Task brief: Report how many lines contain the word "this"; answer with the number only.

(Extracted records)
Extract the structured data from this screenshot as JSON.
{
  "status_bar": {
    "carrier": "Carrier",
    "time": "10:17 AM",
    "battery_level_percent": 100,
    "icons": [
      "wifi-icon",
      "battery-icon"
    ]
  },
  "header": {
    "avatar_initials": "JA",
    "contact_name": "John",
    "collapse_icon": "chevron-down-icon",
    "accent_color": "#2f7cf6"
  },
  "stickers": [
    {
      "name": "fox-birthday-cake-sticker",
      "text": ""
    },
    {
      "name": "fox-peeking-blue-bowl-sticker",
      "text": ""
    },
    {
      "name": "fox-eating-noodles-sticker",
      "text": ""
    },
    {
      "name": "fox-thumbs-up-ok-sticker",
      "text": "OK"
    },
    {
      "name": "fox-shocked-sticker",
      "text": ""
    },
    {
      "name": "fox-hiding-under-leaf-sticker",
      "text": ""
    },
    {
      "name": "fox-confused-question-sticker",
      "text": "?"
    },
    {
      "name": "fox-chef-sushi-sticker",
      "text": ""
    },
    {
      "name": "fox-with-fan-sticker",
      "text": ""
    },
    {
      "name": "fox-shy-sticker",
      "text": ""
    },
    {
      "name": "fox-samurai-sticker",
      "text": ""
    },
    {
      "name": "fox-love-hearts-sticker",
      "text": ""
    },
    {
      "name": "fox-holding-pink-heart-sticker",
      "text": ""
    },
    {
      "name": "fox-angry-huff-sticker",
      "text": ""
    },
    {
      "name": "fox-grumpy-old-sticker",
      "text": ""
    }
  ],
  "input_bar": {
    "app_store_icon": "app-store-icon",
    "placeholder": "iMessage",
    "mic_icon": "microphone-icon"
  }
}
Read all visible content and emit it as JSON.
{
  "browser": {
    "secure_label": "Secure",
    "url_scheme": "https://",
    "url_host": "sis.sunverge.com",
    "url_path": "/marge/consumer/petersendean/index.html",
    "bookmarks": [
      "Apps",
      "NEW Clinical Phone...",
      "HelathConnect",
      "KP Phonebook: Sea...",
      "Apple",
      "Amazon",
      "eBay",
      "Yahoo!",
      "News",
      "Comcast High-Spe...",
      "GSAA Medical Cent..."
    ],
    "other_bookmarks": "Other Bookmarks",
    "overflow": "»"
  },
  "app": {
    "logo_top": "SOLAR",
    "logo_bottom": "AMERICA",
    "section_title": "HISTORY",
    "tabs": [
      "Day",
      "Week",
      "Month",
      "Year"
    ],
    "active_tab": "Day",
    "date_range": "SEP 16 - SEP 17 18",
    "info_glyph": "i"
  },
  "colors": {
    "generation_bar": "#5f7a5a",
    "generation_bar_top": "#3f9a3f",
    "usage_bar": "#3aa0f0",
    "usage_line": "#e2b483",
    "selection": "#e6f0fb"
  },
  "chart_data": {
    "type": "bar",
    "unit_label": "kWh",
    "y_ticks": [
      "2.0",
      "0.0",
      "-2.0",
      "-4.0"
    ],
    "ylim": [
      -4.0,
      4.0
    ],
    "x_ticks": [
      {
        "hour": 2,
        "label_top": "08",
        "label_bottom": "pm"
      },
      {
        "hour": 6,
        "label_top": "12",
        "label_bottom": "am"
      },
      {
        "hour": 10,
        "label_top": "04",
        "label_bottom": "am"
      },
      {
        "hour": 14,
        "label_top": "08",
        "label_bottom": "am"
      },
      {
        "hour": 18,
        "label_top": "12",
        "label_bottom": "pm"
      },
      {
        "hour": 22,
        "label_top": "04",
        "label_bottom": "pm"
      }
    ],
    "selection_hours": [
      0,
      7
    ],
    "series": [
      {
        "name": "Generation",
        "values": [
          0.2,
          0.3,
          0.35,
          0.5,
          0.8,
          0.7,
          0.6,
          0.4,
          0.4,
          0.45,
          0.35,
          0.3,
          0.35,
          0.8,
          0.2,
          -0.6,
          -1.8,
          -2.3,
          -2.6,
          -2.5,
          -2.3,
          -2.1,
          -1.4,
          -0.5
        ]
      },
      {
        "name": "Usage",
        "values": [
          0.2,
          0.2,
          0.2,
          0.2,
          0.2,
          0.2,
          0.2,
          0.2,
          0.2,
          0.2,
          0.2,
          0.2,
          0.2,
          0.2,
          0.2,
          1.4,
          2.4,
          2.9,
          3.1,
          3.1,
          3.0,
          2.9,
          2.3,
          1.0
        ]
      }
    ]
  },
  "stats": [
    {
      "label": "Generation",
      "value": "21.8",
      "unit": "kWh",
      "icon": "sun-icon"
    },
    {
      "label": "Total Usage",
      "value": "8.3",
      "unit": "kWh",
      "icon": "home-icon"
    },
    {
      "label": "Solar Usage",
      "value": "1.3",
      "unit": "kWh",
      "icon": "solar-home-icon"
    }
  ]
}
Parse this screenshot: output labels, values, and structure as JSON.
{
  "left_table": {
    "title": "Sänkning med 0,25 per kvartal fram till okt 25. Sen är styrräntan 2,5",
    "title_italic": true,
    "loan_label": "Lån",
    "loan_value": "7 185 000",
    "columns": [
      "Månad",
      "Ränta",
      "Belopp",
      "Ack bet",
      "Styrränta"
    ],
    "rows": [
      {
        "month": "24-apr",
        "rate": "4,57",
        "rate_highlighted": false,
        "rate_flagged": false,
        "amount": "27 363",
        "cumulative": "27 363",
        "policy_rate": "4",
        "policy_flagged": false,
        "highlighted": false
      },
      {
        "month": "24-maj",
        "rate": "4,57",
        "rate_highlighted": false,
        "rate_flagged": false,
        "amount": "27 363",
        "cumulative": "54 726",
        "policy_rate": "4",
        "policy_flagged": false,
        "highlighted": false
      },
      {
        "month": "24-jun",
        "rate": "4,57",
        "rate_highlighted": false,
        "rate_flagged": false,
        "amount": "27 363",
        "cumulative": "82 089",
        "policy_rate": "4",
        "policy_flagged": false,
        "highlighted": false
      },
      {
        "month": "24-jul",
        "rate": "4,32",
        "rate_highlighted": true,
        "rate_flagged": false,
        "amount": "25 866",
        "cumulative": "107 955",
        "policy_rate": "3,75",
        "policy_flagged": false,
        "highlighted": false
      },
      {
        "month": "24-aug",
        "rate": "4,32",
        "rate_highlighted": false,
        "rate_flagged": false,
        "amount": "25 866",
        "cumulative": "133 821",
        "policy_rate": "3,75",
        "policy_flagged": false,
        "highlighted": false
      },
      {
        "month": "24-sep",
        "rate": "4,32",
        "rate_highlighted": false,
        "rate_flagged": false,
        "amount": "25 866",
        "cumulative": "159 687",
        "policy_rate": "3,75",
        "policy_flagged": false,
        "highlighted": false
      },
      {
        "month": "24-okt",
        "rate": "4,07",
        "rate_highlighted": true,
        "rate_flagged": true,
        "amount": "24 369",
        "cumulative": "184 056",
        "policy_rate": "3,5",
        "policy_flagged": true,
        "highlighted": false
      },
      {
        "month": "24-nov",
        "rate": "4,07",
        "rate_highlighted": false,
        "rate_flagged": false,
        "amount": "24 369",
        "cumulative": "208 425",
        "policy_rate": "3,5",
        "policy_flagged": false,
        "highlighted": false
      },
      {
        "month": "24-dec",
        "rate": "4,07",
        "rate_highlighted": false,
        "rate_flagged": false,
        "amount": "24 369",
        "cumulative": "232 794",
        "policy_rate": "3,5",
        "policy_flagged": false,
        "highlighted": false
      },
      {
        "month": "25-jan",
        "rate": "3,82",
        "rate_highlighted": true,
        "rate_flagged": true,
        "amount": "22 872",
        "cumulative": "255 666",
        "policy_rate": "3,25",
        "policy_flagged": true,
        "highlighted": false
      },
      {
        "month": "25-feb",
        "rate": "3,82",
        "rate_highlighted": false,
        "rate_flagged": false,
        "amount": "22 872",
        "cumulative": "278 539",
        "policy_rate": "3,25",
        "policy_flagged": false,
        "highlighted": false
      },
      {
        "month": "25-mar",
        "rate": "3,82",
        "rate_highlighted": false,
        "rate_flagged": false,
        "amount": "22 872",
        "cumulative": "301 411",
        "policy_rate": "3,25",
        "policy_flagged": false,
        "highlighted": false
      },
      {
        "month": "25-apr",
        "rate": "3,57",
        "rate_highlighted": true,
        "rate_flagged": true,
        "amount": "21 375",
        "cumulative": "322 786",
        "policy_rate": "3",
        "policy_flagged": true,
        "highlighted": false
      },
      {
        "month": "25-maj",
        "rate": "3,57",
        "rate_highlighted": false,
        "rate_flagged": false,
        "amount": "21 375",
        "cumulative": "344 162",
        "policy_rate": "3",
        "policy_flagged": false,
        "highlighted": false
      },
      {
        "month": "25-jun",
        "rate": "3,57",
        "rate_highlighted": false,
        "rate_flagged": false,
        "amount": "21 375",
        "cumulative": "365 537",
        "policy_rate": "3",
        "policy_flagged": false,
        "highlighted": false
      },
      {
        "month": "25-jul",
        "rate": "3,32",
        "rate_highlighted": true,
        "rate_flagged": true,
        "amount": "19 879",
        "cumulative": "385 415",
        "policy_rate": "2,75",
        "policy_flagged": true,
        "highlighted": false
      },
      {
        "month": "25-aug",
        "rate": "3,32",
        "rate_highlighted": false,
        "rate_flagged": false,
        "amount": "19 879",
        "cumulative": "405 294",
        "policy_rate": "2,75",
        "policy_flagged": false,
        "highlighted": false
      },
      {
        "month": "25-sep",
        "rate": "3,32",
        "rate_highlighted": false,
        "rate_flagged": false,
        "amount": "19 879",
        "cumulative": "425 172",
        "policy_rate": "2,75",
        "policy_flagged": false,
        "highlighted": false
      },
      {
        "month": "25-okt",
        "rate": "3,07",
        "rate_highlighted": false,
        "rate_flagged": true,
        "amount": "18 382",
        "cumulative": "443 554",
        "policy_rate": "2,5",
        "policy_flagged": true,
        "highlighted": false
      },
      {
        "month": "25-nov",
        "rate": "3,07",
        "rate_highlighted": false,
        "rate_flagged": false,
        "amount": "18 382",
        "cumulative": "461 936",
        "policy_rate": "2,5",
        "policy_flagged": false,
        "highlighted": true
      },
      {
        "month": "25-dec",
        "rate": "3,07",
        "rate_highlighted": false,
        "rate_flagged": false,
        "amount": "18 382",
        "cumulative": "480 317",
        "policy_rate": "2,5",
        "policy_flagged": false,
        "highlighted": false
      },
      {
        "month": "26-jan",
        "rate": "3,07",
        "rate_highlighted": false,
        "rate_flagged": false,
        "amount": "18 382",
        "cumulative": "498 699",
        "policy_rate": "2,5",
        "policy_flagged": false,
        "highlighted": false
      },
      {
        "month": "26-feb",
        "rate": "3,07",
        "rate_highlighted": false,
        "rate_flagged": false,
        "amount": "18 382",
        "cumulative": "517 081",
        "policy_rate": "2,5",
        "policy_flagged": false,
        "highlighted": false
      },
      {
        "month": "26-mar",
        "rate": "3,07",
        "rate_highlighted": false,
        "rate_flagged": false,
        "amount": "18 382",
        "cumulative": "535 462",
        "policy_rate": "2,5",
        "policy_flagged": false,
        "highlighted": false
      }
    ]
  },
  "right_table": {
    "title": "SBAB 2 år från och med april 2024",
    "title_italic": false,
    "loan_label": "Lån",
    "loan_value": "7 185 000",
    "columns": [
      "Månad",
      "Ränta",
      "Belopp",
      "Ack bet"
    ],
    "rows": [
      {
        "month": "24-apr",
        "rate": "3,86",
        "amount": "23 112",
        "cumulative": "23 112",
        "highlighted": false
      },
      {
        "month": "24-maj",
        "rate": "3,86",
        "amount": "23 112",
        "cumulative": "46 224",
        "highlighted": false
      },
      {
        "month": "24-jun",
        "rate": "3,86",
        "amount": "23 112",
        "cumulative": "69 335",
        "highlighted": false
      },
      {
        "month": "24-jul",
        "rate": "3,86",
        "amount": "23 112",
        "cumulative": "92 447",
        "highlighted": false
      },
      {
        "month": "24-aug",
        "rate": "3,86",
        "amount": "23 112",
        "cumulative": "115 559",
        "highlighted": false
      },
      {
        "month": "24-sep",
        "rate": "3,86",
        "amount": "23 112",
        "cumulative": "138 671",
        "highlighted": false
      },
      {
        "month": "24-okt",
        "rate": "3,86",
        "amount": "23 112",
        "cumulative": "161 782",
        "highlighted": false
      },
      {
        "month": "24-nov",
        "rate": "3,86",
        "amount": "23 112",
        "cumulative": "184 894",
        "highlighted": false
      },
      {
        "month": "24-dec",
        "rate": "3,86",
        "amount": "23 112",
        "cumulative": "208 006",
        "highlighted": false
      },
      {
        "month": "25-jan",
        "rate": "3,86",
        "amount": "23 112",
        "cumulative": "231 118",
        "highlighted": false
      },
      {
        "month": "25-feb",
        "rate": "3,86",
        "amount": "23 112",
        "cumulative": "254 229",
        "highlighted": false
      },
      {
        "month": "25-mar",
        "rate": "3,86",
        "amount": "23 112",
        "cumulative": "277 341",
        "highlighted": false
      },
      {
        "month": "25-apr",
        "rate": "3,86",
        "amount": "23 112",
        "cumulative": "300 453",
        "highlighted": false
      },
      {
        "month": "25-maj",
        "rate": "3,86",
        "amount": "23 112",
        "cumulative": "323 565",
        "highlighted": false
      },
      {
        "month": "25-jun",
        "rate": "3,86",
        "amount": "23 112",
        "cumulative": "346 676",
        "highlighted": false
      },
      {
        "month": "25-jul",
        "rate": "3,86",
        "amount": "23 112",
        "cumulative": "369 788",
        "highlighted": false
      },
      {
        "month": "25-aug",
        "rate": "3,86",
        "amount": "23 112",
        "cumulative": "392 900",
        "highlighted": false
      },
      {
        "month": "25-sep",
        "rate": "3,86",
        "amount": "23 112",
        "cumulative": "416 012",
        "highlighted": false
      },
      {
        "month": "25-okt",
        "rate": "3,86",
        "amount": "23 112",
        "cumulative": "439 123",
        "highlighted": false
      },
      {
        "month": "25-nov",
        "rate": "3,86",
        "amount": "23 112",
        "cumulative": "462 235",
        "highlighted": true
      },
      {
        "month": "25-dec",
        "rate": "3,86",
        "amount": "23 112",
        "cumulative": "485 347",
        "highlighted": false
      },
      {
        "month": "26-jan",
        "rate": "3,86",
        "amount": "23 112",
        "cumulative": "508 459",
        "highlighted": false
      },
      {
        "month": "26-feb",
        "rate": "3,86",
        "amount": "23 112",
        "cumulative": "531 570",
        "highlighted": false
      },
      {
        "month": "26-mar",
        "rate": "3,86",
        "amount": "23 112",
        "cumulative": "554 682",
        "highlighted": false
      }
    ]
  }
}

Task output: 2